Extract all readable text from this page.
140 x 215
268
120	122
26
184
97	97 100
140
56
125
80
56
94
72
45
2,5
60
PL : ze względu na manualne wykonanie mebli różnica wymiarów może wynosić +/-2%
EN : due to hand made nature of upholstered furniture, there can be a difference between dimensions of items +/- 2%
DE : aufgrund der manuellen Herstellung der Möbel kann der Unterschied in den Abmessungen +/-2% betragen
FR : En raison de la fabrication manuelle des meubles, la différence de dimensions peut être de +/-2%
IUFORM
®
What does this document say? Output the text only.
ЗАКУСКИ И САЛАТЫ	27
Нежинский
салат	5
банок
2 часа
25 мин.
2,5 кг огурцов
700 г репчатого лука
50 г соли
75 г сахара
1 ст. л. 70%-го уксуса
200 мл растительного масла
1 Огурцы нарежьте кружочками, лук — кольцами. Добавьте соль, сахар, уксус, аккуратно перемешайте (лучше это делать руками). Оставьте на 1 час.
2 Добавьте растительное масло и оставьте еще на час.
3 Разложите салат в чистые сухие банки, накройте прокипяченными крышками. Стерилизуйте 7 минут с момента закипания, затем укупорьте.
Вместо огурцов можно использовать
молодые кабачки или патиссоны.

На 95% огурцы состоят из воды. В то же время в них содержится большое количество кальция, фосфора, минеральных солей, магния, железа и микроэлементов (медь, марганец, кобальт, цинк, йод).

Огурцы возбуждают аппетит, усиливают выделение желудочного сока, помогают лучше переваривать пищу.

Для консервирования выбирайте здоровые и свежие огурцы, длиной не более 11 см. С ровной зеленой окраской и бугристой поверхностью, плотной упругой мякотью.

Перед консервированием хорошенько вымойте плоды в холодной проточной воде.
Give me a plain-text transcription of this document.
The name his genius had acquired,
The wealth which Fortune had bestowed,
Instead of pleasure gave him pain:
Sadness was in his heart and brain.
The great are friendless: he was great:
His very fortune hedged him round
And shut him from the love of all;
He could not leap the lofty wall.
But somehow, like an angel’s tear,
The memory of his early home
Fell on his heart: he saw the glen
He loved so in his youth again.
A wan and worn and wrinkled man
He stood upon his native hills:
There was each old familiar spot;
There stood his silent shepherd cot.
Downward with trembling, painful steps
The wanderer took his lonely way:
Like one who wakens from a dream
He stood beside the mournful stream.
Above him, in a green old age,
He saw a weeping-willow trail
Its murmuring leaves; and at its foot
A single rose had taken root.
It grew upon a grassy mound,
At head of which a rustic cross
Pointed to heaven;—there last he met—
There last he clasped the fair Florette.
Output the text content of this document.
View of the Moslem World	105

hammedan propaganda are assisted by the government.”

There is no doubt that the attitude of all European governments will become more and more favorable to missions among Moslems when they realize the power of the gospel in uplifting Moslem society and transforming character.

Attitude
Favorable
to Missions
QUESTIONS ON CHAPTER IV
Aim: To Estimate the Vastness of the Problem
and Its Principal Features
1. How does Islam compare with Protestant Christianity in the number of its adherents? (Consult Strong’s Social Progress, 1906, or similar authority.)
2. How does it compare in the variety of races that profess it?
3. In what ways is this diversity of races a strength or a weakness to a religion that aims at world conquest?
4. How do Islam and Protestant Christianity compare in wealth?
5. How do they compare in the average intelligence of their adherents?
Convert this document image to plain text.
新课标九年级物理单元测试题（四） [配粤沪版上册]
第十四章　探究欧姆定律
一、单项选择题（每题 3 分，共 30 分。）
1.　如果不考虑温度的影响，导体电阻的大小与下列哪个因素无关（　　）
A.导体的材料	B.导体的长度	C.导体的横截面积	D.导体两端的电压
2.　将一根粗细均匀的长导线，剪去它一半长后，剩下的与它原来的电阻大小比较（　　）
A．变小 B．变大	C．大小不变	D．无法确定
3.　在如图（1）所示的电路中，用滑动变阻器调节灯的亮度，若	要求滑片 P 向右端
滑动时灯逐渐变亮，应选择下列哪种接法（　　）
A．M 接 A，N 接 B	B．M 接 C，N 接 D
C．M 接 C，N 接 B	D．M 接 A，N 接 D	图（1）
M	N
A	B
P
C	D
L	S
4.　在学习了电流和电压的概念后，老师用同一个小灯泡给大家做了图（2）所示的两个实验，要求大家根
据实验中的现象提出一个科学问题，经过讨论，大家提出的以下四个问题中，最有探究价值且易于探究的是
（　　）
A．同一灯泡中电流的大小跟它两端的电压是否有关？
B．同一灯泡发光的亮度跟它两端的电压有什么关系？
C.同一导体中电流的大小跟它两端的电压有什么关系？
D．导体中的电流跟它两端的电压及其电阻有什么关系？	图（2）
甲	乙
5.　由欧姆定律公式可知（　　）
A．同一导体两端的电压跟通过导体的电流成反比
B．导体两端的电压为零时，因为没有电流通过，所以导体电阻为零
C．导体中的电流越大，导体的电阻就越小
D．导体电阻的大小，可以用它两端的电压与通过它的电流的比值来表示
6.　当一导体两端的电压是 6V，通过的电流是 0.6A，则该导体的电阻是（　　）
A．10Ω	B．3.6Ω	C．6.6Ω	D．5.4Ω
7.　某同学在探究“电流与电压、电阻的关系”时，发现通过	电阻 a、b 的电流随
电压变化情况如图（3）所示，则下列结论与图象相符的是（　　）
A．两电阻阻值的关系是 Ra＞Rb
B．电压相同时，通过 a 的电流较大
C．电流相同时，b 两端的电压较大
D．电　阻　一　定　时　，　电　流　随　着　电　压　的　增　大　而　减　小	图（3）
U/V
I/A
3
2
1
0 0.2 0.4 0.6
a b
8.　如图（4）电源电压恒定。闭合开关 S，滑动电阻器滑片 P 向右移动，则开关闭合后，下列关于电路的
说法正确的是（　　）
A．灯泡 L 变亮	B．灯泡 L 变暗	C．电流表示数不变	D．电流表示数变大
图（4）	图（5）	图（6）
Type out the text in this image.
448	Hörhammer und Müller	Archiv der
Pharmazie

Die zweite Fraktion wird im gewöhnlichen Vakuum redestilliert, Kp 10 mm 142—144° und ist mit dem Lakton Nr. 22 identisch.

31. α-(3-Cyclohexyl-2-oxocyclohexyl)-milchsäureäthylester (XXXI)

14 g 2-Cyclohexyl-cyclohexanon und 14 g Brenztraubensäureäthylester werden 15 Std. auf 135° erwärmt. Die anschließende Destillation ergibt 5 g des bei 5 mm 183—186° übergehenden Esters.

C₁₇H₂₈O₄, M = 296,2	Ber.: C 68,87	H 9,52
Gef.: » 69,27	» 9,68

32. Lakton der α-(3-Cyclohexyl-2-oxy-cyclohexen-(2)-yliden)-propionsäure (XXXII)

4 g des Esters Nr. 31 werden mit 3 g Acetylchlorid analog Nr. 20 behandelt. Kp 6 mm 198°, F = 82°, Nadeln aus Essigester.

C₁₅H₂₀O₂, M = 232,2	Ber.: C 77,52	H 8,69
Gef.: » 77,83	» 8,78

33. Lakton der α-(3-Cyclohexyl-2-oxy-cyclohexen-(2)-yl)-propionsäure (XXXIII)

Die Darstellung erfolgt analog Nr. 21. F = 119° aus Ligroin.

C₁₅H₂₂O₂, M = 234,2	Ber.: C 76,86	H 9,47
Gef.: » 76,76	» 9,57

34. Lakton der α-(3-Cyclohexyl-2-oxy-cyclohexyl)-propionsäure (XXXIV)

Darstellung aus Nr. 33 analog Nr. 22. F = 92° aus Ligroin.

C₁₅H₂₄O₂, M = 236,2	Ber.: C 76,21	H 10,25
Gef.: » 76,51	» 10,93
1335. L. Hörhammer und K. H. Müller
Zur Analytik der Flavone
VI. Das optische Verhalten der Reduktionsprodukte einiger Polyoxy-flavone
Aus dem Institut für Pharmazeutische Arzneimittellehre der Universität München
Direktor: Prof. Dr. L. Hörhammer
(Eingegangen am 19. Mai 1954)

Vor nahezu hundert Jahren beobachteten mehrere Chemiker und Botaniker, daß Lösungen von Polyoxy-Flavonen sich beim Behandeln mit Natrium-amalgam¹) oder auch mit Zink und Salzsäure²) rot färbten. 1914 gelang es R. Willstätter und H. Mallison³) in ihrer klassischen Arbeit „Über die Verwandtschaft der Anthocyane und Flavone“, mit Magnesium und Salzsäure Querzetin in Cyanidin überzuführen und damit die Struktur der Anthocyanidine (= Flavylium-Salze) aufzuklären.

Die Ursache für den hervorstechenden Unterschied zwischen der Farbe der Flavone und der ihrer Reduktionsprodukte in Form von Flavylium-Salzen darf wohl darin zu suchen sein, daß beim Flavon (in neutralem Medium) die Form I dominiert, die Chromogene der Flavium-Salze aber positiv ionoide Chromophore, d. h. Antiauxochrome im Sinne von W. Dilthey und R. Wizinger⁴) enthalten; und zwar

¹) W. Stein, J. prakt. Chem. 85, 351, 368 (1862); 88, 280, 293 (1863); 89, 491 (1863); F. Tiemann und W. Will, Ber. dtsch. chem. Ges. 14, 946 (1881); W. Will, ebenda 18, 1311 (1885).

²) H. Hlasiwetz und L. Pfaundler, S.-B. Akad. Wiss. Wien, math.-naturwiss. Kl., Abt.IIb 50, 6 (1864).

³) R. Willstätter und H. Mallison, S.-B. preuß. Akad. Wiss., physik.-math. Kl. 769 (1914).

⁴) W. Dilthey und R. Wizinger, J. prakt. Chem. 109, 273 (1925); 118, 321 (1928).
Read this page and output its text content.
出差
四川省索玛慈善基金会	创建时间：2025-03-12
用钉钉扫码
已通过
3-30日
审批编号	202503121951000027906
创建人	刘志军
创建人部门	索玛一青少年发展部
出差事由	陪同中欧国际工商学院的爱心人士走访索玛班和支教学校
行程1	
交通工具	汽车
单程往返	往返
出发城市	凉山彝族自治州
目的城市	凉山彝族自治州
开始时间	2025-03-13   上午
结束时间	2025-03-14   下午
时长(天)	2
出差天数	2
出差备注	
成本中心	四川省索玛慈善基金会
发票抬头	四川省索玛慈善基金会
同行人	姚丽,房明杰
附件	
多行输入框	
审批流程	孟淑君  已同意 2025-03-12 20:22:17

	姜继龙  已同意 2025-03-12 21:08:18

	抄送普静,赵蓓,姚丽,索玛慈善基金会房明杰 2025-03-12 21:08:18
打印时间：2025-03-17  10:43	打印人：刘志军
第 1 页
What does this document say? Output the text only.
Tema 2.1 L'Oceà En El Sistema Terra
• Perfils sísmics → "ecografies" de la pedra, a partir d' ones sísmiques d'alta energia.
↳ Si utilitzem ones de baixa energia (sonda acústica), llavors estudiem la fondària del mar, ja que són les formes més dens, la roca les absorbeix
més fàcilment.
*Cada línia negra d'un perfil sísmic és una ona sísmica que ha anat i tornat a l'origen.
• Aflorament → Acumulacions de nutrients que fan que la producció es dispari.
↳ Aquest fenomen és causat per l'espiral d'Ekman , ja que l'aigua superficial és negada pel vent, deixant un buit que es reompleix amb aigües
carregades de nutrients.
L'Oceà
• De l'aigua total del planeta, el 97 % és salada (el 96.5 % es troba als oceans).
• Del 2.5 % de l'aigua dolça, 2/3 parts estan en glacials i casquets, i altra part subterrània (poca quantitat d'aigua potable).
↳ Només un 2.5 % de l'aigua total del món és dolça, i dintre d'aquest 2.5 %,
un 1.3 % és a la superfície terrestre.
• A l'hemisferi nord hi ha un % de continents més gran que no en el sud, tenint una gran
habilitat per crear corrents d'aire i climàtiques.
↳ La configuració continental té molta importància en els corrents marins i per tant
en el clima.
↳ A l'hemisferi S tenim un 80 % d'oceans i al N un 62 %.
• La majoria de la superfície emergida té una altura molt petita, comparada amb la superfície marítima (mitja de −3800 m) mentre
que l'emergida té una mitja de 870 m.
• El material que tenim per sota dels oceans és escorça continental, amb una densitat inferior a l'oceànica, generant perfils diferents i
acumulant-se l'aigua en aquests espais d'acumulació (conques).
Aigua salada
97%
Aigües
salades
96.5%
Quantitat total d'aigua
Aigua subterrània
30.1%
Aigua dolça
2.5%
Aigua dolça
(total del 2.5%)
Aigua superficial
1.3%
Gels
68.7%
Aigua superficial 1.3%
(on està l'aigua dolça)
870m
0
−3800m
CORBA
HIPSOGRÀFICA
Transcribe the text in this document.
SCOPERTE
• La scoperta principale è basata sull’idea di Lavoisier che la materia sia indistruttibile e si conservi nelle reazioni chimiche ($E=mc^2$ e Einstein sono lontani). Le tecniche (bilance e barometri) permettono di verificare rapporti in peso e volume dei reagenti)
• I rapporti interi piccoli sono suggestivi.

Work instructions - Tally the lines in these entries that have the string "ones" in them, then answer with the count and nothing else.

Finished answer - 2